» What is needed:
Repeat each entry as written, dropping any picture you find.

-- Begin Materials provided --

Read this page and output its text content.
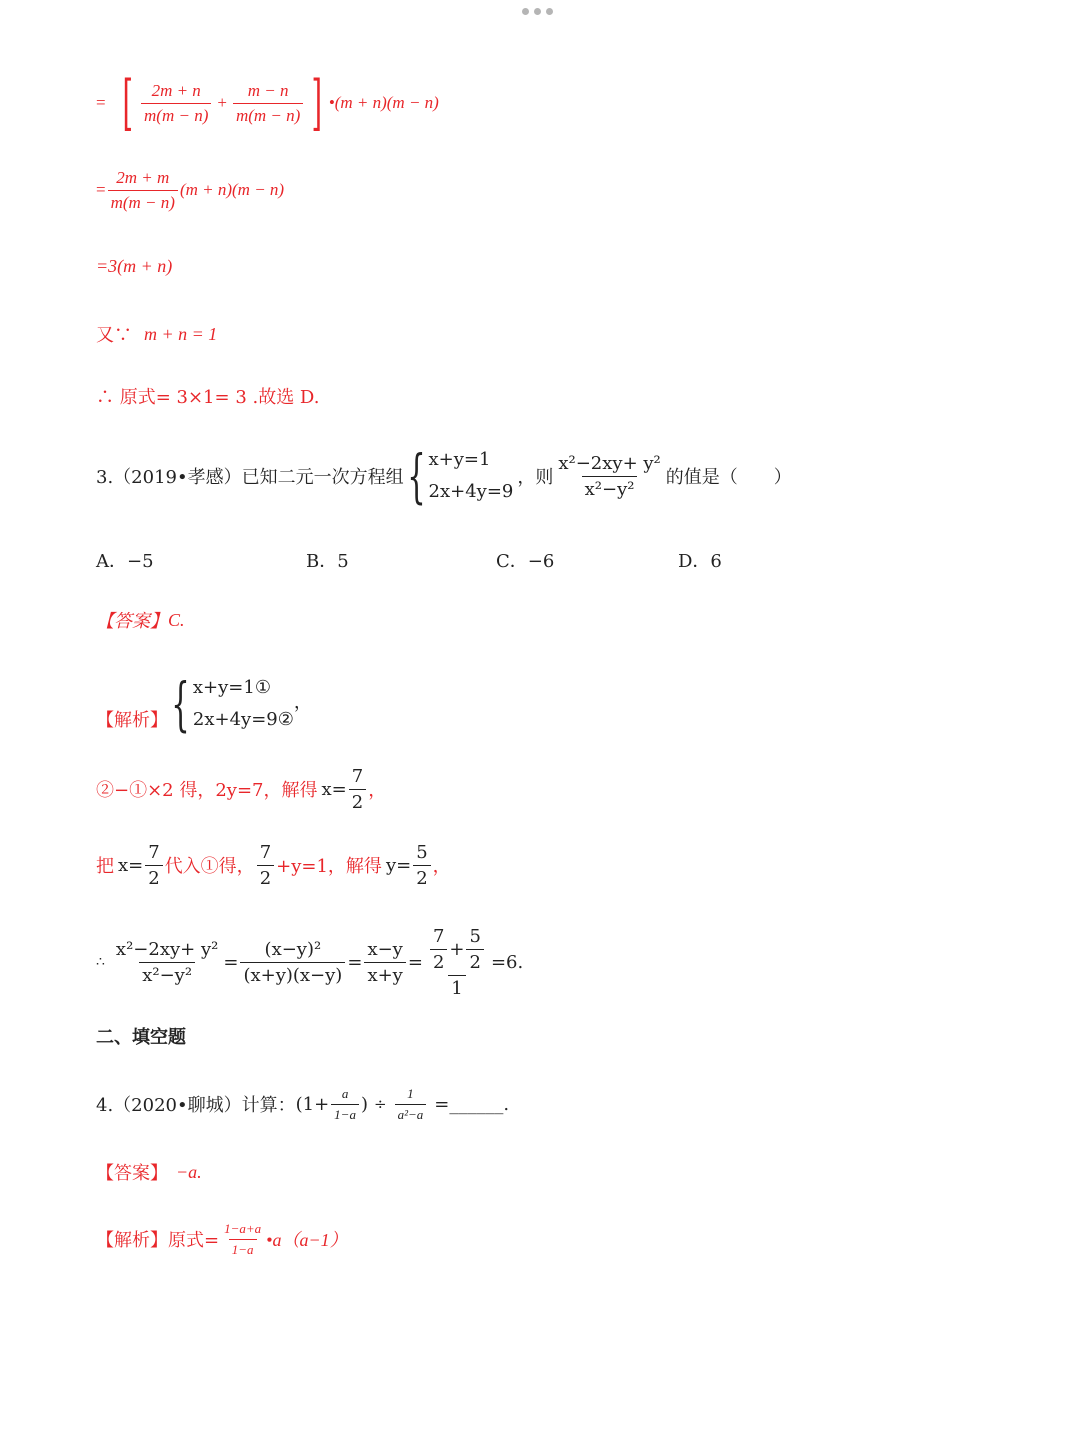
= [ $\frac{2m + n}{m(m - n)} + \frac{m - n}{m(m - n)}$ ] •(m + n)(m − n)
= $\frac{2m + m}{m(m - n)} (m + n)(m - n)$
=3(m + n)
又∵ m + n = 1
∴ 原式= 3×1= 3 .故选 D.
3.（2019•孝感）已知二元一次方程组 { x+y=1
2x+4y=9
，则 $\frac{\text{x²−2xy+ y²}}{\text{x²−y²}}$ 的值是（　　）
A．−5	B．5	C．−6	D．6
【答案】 C.
【解析】 { x+y=1①
2x+4y=9②
，
②−①×2 得，2y=7，解得 $x= \frac{7}{2}$ ，
把 $x= \frac{7}{2}$ 代入①得， $\frac{7}{2} +y=1$，解得 $y= \frac{5}{2}$ ，
∴ $\frac{\text{x²−2xy+ y²}}{\text{x²−y²}} = \frac{\text{(x−y)²}}{(x+y)(x-y)} = \frac{x-y}{x+y} = \frac{\frac{7}{2} + \frac{5}{2}}{1} =6$.
二、填空题
4.（2020•聊城）计算： ($1+ \frac{a}{1-a}$ ) ÷ $\frac{1}{\text{a²−a}}$ =______.
【答案】 −a.
【解析】原式= $\frac{1-a+a}{1-a}$ •a（a−1）
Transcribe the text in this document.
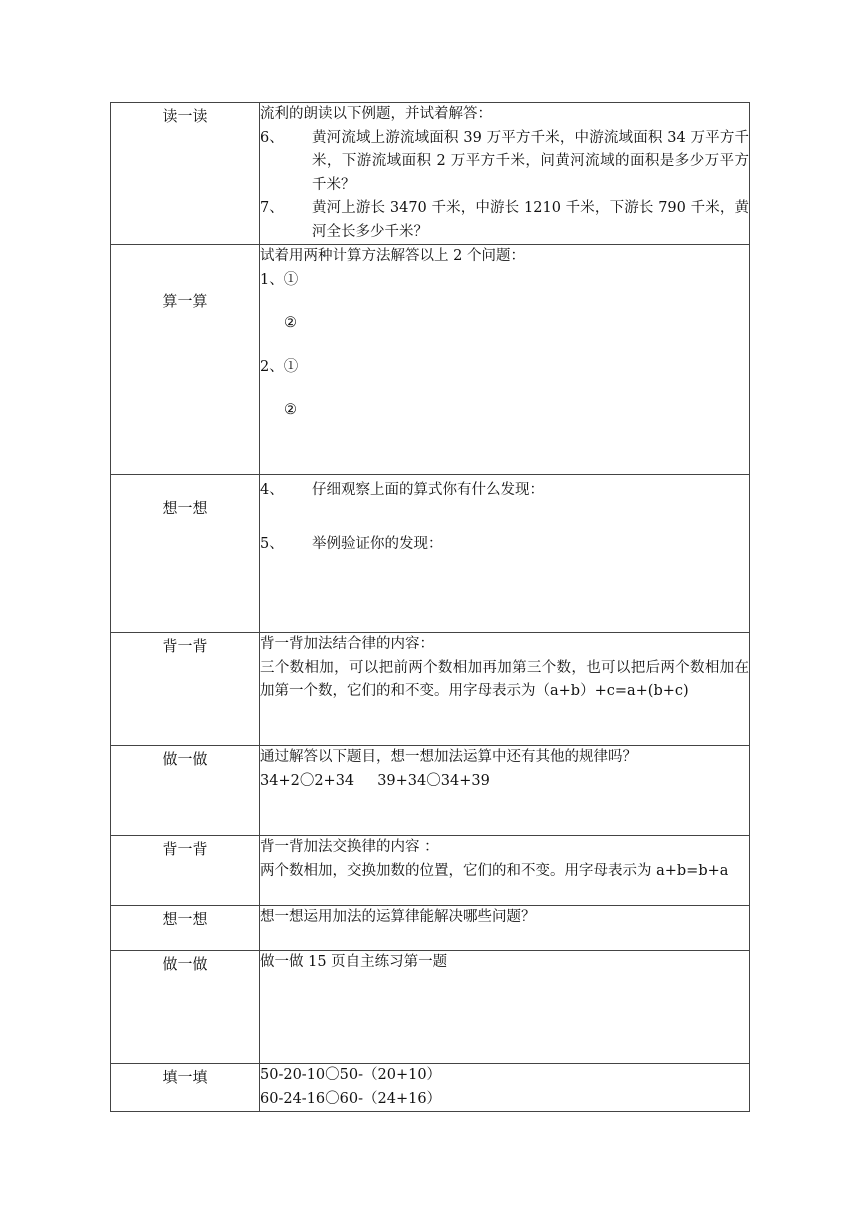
读一读	流利的朗读以下例题，并试着解答：
6、 黄河流域上游流域面积 39 万平方千米，中游流域面积 34 万平方千米，下游流域面积 2 万平方千米，问黄河流域的面积是多少万平方千米？
7、 黄河上游长 3470 千米，中游长 1210 千米，下游长 790 千米，黄河全长多少千米？

算一算	试着用两种计算方法解答以上 2 个问题：
1、①
②
2、①
②

想一想	4、 仔细观察上面的算式你有什么发现：
5、 举例验证你的发现：

背一背	背一背加法结合律的内容：
三个数相加，可以把前两个数相加再加第三个数，也可以把后两个数相加在加第一个数，它们的和不变。用字母表示为（a+b）+c=a+(b+c)

做一做	通过解答以下题目，想一想加法运算中还有其他的规律吗？
34+2〇2+34     39+34〇34+39

背一背	背一背加法交换律的内容 ：
两个数相加，交换加数的位置，它们的和不变。用字母表示为 a+b=b+a

想一想	想一想运用加法的运算律能解决哪些问题？

做一做	做一做 15 页自主练习第一题

填一填	50-20-10〇50-（20+10）
60-24-16〇60-（24+16）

-- End Materials provided --

» Exercise solution:
Read this page and output its text content.
= [ $\frac{2m + n}{m(m - n)} + \frac{m - n}{m(m - n)}$ ] •(m + n)(m − n)
= $\frac{2m + m}{m(m - n)} (m + n)(m - n)$
=3(m + n)
又∵ m + n = 1
∴ 原式= 3×1= 3 .故选 D.
3.（2019•孝感）已知二元一次方程组 { x+y=1
2x+4y=9
，则 $\frac{\text{x²−2xy+ y²}}{\text{x²−y²}}$ 的值是（　　）
A．−5	B．5	C．−6	D．6
【答案】 C.
【解析】 { x+y=1①
2x+4y=9②
，
②−①×2 得，2y=7，解得 $x= \frac{7}{2}$ ，
把 $x= \frac{7}{2}$ 代入①得， $\frac{7}{2} +y=1$，解得 $y= \frac{5}{2}$ ，
∴ $\frac{\text{x²−2xy+ y²}}{\text{x²−y²}} = \frac{\text{(x−y)²}}{(x+y)(x-y)} = \frac{x-y}{x+y} = \frac{\frac{7}{2} + \frac{5}{2}}{1} =6$.
二、填空题
4.（2020•聊城）计算： ($1+ \frac{a}{1-a}$ ) ÷ $\frac{1}{\text{a²−a}}$ =______.
【答案】 −a.
【解析】原式= $\frac{1-a+a}{1-a}$ •a（a−1）
Transcribe the text in this document.
读一读	流利的朗读以下例题，并试着解答：
6、 黄河流域上游流域面积 39 万平方千米，中游流域面积 34 万平方千米，下游流域面积 2 万平方千米，问黄河流域的面积是多少万平方千米？
7、 黄河上游长 3470 千米，中游长 1210 千米，下游长 790 千米，黄河全长多少千米？

算一算	试着用两种计算方法解答以上 2 个问题：
1、①
②
2、①
②

想一想	4、 仔细观察上面的算式你有什么发现：
5、 举例验证你的发现：

背一背	背一背加法结合律的内容：
三个数相加，可以把前两个数相加再加第三个数，也可以把后两个数相加在加第一个数，它们的和不变。用字母表示为（a+b）+c=a+(b+c)

做一做	通过解答以下题目，想一想加法运算中还有其他的规律吗？
34+2〇2+34     39+34〇34+39

背一背	背一背加法交换律的内容 ：
两个数相加，交换加数的位置，它们的和不变。用字母表示为 a+b=b+a

想一想	想一想运用加法的运算律能解决哪些问题？

做一做	做一做 15 页自主练习第一题

填一填	50-20-10〇50-（20+10）
60-24-16〇60-（24+16）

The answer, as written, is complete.